YOUR TASK:
Can you set out the entries, from the very first line through the line that contains "stub-member-label: 加 入 者 — [695, 57, 714, 63]", as a Markdown table with the columns Row and Line, giving each row a number and leaving out blank lines?

INFORMATION GIVEN:
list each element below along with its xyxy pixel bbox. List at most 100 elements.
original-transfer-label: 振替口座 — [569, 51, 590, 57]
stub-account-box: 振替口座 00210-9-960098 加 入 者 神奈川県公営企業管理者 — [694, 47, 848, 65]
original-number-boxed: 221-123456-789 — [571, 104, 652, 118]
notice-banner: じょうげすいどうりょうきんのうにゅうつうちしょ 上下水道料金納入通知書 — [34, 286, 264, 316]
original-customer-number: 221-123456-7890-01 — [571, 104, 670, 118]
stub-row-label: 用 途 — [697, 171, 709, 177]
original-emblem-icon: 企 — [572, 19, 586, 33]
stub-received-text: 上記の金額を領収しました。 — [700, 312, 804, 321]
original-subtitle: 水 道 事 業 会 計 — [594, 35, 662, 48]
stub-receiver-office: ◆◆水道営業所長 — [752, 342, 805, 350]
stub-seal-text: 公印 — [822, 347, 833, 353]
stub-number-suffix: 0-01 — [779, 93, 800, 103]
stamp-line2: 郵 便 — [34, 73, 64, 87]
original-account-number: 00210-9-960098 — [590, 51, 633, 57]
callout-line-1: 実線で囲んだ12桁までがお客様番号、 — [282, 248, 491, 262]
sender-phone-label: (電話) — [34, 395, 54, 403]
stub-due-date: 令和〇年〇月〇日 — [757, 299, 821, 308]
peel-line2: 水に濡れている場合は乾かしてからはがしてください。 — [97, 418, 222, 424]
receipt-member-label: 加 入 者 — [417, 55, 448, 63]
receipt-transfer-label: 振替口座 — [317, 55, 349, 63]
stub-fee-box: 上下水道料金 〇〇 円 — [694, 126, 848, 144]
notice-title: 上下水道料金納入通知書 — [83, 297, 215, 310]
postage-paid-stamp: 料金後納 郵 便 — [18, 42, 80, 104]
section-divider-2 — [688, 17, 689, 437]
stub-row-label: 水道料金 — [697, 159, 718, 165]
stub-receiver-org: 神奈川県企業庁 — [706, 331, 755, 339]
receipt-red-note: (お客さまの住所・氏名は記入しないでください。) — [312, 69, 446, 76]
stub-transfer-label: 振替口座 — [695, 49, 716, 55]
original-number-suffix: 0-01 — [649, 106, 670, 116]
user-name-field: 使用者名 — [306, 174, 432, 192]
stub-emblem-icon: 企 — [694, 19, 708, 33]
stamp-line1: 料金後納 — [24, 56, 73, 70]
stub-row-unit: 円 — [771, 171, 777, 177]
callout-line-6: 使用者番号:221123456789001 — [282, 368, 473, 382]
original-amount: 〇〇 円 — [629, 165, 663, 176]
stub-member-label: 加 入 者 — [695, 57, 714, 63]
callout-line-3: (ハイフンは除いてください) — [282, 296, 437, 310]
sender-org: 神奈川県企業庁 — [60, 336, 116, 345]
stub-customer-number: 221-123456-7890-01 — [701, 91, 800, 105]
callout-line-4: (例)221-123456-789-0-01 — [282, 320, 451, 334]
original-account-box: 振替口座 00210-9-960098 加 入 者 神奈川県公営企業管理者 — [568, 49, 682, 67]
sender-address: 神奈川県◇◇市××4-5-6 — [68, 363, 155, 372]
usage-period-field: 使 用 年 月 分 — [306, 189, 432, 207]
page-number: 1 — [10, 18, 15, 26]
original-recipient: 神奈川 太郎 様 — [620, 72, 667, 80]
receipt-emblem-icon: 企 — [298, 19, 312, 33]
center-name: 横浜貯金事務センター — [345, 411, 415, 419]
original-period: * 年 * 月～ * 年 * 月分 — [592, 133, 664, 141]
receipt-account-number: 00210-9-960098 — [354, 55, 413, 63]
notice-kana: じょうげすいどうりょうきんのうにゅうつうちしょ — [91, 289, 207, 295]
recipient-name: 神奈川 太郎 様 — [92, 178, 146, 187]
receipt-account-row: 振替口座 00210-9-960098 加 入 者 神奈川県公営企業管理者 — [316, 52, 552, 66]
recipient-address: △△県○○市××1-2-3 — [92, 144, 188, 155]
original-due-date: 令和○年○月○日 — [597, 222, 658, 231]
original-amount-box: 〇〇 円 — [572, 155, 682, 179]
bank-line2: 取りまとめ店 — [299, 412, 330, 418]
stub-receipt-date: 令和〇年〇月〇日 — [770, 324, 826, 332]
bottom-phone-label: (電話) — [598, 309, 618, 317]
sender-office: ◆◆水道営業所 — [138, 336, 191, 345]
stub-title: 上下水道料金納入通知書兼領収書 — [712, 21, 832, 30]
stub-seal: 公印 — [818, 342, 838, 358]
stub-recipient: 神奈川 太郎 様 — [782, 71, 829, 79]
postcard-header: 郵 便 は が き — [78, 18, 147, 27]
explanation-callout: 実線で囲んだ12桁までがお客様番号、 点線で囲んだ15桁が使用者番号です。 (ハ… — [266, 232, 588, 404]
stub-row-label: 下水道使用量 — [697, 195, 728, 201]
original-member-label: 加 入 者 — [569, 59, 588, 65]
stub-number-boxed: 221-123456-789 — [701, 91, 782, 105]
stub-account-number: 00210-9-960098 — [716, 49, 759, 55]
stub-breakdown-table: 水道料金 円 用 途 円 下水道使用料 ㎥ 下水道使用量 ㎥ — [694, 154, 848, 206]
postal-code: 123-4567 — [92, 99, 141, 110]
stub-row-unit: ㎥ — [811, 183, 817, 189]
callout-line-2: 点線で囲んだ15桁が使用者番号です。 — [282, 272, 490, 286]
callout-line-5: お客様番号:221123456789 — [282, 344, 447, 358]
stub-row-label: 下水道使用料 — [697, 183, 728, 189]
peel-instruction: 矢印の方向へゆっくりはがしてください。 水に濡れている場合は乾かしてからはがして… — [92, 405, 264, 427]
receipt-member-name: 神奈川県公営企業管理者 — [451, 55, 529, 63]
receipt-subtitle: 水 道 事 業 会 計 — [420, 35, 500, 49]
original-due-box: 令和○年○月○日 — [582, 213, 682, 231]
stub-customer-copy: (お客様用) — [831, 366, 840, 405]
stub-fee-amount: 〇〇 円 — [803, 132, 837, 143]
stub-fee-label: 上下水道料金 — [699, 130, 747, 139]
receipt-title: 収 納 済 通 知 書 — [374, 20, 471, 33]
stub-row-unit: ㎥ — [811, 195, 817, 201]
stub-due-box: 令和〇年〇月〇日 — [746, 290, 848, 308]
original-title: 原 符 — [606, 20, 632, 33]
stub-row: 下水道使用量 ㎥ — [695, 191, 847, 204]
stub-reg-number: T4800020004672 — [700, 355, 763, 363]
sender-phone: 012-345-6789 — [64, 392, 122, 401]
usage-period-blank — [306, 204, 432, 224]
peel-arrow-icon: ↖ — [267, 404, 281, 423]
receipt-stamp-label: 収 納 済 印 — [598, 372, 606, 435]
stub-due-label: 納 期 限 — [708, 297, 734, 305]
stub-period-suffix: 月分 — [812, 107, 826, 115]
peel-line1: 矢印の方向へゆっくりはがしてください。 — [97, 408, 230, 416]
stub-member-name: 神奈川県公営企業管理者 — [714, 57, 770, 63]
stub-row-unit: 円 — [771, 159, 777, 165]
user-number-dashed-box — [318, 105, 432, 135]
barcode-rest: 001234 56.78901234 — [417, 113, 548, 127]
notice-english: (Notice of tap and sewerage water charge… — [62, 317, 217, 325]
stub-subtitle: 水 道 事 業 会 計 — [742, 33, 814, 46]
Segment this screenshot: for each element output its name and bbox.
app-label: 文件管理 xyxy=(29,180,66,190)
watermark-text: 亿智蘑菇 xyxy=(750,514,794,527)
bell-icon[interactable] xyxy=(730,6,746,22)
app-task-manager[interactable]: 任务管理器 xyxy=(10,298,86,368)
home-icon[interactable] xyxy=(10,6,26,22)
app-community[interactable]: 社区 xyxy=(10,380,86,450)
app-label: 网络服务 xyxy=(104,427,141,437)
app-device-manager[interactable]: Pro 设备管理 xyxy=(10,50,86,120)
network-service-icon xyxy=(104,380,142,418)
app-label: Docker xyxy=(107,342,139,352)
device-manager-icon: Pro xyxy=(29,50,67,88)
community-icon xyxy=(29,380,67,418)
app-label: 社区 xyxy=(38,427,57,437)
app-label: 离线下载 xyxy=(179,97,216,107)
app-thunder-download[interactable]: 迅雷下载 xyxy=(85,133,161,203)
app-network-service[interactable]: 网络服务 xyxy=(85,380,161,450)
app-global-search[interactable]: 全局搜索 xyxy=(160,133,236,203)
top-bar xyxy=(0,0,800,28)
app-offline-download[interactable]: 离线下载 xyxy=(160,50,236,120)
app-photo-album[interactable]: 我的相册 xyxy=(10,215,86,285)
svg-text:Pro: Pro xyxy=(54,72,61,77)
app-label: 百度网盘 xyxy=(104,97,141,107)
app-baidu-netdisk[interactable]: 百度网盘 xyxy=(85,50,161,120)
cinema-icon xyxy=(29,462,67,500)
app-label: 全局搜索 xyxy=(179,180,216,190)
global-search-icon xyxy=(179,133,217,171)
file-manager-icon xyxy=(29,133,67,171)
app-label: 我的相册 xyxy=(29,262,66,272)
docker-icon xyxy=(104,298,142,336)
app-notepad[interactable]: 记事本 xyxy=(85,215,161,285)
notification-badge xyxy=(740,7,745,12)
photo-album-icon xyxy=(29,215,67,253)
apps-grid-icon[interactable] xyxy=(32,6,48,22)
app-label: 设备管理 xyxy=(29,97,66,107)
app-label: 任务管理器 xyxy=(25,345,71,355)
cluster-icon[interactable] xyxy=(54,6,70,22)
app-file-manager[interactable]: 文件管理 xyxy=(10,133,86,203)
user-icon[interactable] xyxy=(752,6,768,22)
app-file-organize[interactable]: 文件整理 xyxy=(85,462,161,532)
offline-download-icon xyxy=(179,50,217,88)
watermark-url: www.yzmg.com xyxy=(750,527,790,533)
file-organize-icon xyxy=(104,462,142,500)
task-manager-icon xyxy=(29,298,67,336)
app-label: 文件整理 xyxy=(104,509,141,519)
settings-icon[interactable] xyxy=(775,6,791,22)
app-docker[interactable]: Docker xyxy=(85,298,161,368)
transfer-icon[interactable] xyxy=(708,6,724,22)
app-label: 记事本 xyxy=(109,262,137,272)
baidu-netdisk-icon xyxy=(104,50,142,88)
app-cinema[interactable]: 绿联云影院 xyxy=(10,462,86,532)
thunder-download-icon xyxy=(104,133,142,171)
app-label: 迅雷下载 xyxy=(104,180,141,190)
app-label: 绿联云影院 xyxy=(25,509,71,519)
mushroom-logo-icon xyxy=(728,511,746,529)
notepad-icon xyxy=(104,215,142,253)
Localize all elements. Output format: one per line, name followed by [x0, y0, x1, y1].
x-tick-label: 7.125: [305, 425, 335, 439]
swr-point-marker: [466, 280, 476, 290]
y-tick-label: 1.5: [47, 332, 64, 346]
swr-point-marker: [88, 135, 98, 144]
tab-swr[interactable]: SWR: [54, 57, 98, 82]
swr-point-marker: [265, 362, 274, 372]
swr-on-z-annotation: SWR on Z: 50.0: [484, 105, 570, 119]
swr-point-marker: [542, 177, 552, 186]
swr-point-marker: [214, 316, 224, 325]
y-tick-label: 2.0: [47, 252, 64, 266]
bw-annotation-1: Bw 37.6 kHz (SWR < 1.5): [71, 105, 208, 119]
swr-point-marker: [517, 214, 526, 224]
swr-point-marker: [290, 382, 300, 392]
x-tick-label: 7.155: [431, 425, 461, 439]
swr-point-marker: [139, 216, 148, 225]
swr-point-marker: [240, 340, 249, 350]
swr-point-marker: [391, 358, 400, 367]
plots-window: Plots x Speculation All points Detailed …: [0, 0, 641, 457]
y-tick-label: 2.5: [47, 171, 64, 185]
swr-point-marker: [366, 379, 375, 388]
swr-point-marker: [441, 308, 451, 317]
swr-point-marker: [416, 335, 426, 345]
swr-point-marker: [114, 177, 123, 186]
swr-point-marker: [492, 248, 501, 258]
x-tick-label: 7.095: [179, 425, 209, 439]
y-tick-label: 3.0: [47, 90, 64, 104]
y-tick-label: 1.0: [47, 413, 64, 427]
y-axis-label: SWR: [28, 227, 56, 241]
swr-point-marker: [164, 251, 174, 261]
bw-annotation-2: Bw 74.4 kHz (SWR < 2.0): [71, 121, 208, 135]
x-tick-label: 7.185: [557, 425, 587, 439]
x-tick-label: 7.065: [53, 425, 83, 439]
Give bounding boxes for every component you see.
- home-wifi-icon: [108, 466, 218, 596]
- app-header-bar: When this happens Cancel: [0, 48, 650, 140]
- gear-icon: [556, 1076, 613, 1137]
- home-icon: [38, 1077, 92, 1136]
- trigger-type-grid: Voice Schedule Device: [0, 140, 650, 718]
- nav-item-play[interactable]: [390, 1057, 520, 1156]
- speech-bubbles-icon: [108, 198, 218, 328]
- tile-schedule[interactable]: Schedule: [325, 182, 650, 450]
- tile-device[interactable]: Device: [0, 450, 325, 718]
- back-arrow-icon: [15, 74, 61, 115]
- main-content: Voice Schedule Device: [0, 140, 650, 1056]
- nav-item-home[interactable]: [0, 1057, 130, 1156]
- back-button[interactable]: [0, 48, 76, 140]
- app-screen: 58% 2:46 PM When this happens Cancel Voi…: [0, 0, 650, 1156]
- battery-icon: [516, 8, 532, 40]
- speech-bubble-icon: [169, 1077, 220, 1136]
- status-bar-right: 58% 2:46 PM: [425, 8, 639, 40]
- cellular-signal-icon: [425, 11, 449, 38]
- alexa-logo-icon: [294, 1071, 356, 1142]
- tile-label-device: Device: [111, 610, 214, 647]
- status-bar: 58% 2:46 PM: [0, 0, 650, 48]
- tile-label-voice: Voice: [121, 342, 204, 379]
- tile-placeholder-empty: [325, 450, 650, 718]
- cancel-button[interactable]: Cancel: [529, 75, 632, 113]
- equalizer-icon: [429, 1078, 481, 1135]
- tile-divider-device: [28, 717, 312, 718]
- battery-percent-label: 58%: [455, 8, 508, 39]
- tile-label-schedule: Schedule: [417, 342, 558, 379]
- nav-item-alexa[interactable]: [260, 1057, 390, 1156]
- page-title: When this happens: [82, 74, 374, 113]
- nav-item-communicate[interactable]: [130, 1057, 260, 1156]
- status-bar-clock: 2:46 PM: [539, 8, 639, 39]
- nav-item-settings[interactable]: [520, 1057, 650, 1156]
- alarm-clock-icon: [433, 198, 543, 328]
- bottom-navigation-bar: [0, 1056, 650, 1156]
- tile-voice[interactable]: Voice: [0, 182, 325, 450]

TASK RESPONSE:
| Row | Line |
|---|---|
| 1 | list each element below along with its xyxy pixel bbox. List at most 100 elements. |
| 2 | original-transfer-label: 振替口座 — [569, 51, 590, 57] |
| 3 | stub-account-box: 振替口座 00210-9-960098 加 入 者 神奈川県公営企業管理者 — [694, 47, 848, 65] |
| 4 | original-number-boxed: 221-123456-789 — [571, 104, 652, 118] |
| 5 | notice-banner: じょうげすいどうりょうきんのうにゅうつうちしょ 上下水道料金納入通知書 — [34, 286, 264, 316] |
| 6 | original-customer-number: 221-123456-7890-01 — [571, 104, 670, 118] |
| 7 | stub-row-label: 用 途 — [697, 171, 709, 177] |
| 8 | original-emblem-icon: 企 — [572, 19, 586, 33] |
| 9 | stub-received-text: 上記の金額を領収しました。 — [700, 312, 804, 321] |
| 10 | original-subtitle: 水 道 事 業 会 計 — [594, 35, 662, 48] |
| 11 | stub-receiver-office: ◆◆水道営業所長 — [752, 342, 805, 350] |
| 12 | stub-seal-text: 公印 — [822, 347, 833, 353] |
| 13 | stub-number-suffix: 0-01 — [779, 93, 800, 103] |
| 14 | stamp-line2: 郵 便 — [34, 73, 64, 87] |
| 15 | original-account-number: 00210-9-960098 — [590, 51, 633, 57] |
| 16 | callout-line-1: 実線で囲んだ12桁までがお客様番号、 — [282, 248, 491, 262] |
| 17 | sender-phone-label: (電話) — [34, 395, 54, 403] |
| 18 | stub-due-date: 令和〇年〇月〇日 — [757, 299, 821, 308] |
| 19 | peel-line2: 水に濡れている場合は乾かしてからはがしてください。 — [97, 418, 222, 424] |
| 20 | receipt-member-label: 加 入 者 — [417, 55, 448, 63] |
| 21 | receipt-transfer-label: 振替口座 — [317, 55, 349, 63] |
| 22 | stub-fee-box: 上下水道料金 〇〇 円 — [694, 126, 848, 144] |
| 23 | notice-title: 上下水道料金納入通知書 — [83, 297, 215, 310] |
| 24 | postage-paid-stamp: 料金後納 郵 便 — [18, 42, 80, 104] |
| 25 | section-divider-2 — [688, 17, 689, 437] |
| 26 | stub-row-label: 水道料金 — [697, 159, 718, 165] |
| 27 | stub-receiver-org: 神奈川県企業庁 — [706, 331, 755, 339] |
| 28 | receipt-red-note: (お客さまの住所・氏名は記入しないでください。) — [312, 69, 446, 76] |
| 29 | stub-transfer-label: 振替口座 — [695, 49, 716, 55] |
| 30 | original-number-suffix: 0-01 — [649, 106, 670, 116] |
| 31 | user-name-field: 使用者名 — [306, 174, 432, 192] |
| 32 | stub-emblem-icon: 企 — [694, 19, 708, 33] |
| 33 | stamp-line1: 料金後納 — [24, 56, 73, 70] |
| 34 | stub-row-unit: 円 — [771, 171, 777, 177] |
| 35 | callout-line-6: 使用者番号:221123456789001 — [282, 368, 473, 382] |
| 36 | original-amount: 〇〇 円 — [629, 165, 663, 176] |
| 37 | stub-member-label: 加 入 者 — [695, 57, 714, 63] |